- TASK PROMPT: Identify and pull out each line of the entries in which "title" occurs.

- ITEMS:
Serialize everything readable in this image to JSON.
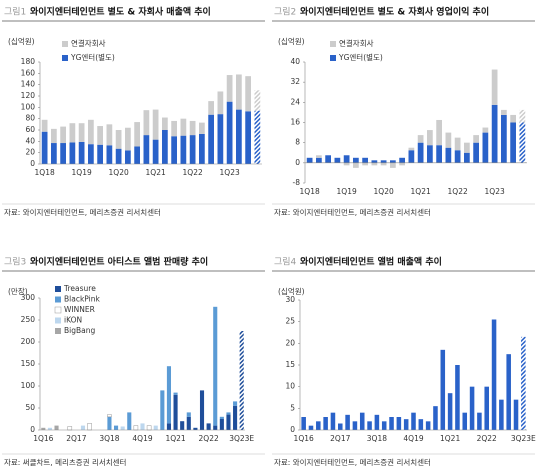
{
  "chart_data": [
    {
      "type": "bar",
      "figure_label": "그림1",
      "title": "와이지엔터테인먼트 별도 & 자회사 매출액 추이",
      "y_label": "(십억원)",
      "categories": [
        "1Q18",
        null,
        null,
        null,
        "1Q19",
        null,
        null,
        null,
        "1Q20",
        null,
        null,
        null,
        "1Q21",
        null,
        null,
        null,
        "1Q22",
        null,
        null,
        null,
        "1Q23",
        null,
        null,
        null
      ],
      "series": [
        {
          "name": "YG엔터(별도)",
          "color": "#2a62c9",
          "values": [
            57,
            37,
            37,
            38,
            39,
            35,
            34,
            33,
            27,
            24,
            31,
            51,
            43,
            60,
            49,
            50,
            51,
            53,
            87,
            88,
            110,
            96,
            93,
            94
          ]
        },
        {
          "name": "연결자회사",
          "color": "#cccccc",
          "values": [
            21,
            25,
            29,
            34,
            33,
            43,
            33,
            37,
            33,
            40,
            43,
            44,
            53,
            22,
            27,
            30,
            25,
            20,
            24,
            40,
            47,
            62,
            62,
            36
          ]
        }
      ],
      "ylim": [
        0,
        180
      ],
      "yticks": [
        0,
        20,
        40,
        60,
        80,
        100,
        120,
        140,
        160,
        180
      ],
      "hatch_last": true,
      "legend_reverse": true,
      "source": "자료: 와이지엔터테인먼트, 메리츠증권 리서치센터"
    },
    {
      "type": "bar",
      "figure_label": "그림2",
      "title": "와이지엔터테인먼트 별도 & 자회사 영업이익 추이",
      "y_label": "(십억원)",
      "categories": [
        "1Q18",
        null,
        null,
        null,
        "1Q19",
        null,
        null,
        null,
        "1Q20",
        null,
        null,
        null,
        "1Q21",
        null,
        null,
        null,
        "1Q22",
        null,
        null,
        null,
        "1Q23",
        null,
        null,
        null
      ],
      "series": [
        {
          "name": "YG엔터(별도)",
          "color": "#2a62c9",
          "values": [
            2,
            2,
            3,
            2,
            3,
            2,
            2,
            1,
            1,
            1,
            2,
            5,
            8,
            7,
            7,
            6,
            5,
            4,
            8,
            12,
            23,
            19,
            16,
            16
          ]
        },
        {
          "name": "연결자회사",
          "color": "#cccccc",
          "values": [
            0,
            1,
            0,
            0,
            -1,
            -2,
            -1,
            -1,
            -1,
            -2,
            -1,
            1,
            3,
            6,
            10,
            6,
            5,
            4,
            3,
            2,
            14,
            2,
            3,
            5
          ]
        }
      ],
      "ylim": [
        -8,
        40
      ],
      "yticks": [
        -8,
        0,
        8,
        16,
        24,
        32,
        40
      ],
      "hatch_last": true,
      "legend_reverse": true,
      "source": "자료: 와이지엔터테인먼트, 메리츠증권 리서치센터"
    },
    {
      "type": "bar",
      "figure_label": "그림3",
      "title": "와이지엔터테인먼트 아티스트 앨범 판매량 추이",
      "y_label": "(만장)",
      "categories": [
        "1Q16",
        null,
        null,
        null,
        null,
        "2Q17",
        null,
        null,
        null,
        null,
        "3Q18",
        null,
        null,
        null,
        null,
        "4Q19",
        null,
        null,
        null,
        null,
        "1Q21",
        null,
        null,
        null,
        null,
        "2Q22",
        null,
        null,
        null,
        null,
        "3Q23E"
      ],
      "series": [
        {
          "name": "Treasure",
          "color": "#1f4e9a",
          "values": [
            0,
            0,
            0,
            0,
            0,
            0,
            0,
            0,
            0,
            0,
            0,
            0,
            0,
            0,
            0,
            0,
            0,
            0,
            0,
            15,
            80,
            20,
            30,
            5,
            90,
            15,
            10,
            25,
            35,
            55,
            225
          ]
        },
        {
          "name": "BlackPink",
          "color": "#5b9bd5",
          "values": [
            0,
            0,
            0,
            0,
            0,
            0,
            0,
            0,
            0,
            0,
            30,
            10,
            0,
            40,
            0,
            0,
            0,
            0,
            90,
            130,
            5,
            0,
            10,
            0,
            0,
            0,
            270,
            5,
            5,
            10,
            0
          ]
        },
        {
          "name": "WINNER",
          "color": "#ffffff",
          "values": [
            0,
            0,
            0,
            0,
            8,
            0,
            0,
            15,
            0,
            0,
            5,
            0,
            0,
            0,
            10,
            0,
            10,
            0,
            0,
            0,
            0,
            0,
            0,
            0,
            0,
            0,
            0,
            0,
            0,
            0,
            0
          ]
        },
        {
          "name": "iKON",
          "color": "#bdd7ee",
          "values": [
            0,
            5,
            0,
            0,
            0,
            0,
            10,
            0,
            0,
            0,
            0,
            0,
            8,
            0,
            0,
            15,
            0,
            10,
            0,
            0,
            0,
            0,
            0,
            0,
            0,
            0,
            0,
            0,
            0,
            0,
            0
          ]
        },
        {
          "name": "BigBang",
          "color": "#a6a6a6",
          "values": [
            5,
            0,
            10,
            0,
            0,
            0,
            0,
            0,
            0,
            0,
            0,
            0,
            0,
            0,
            0,
            0,
            0,
            0,
            0,
            0,
            0,
            0,
            0,
            0,
            0,
            0,
            0,
            0,
            0,
            0,
            0
          ]
        }
      ],
      "ylim": [
        0,
        300
      ],
      "yticks": [
        0,
        50,
        100,
        150,
        200,
        250,
        300
      ],
      "hatch_last": true,
      "legend_reverse": false,
      "source": "자료: 써클차트, 메리츠증권 리서치센터"
    },
    {
      "type": "bar",
      "figure_label": "그림4",
      "title": "와이지엔터테인먼트 앨범 매출액 추이",
      "y_label": "(십억원)",
      "categories": [
        "1Q16",
        null,
        null,
        null,
        null,
        "2Q17",
        null,
        null,
        null,
        null,
        "3Q18",
        null,
        null,
        null,
        null,
        "4Q19",
        null,
        null,
        null,
        null,
        "1Q21",
        null,
        null,
        null,
        null,
        "2Q22",
        null,
        null,
        null,
        null,
        "3Q23E"
      ],
      "values": [
        3,
        1,
        2,
        3,
        4,
        1.5,
        3.5,
        2,
        4,
        2,
        3.5,
        2,
        3,
        3,
        2.5,
        4,
        2.5,
        2,
        5.5,
        18.5,
        8.5,
        15,
        4,
        10,
        4,
        10,
        25.5,
        7,
        17.5,
        7,
        21.5
      ],
      "color": "#2a62c9",
      "ylim": [
        0,
        30
      ],
      "yticks": [
        0,
        5,
        10,
        15,
        20,
        25,
        30
      ],
      "hatch_last": true,
      "source": "자료: 와이지엔터테인먼트, 메리츠증권 리서치센터"
    }
  ]
}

- SOLUTION TO THE EXERCISE:
      "title": "와이지엔터테인먼트 별도 & 자회사 매출액 추이",
      "title": "와이지엔터테인먼트 별도 & 자회사 영업이익 추이",
      "title": "와이지엔터테인먼트 아티스트 앨범 판매량 추이",
      "title": "와이지엔터테인먼트 앨범 매출액 추이",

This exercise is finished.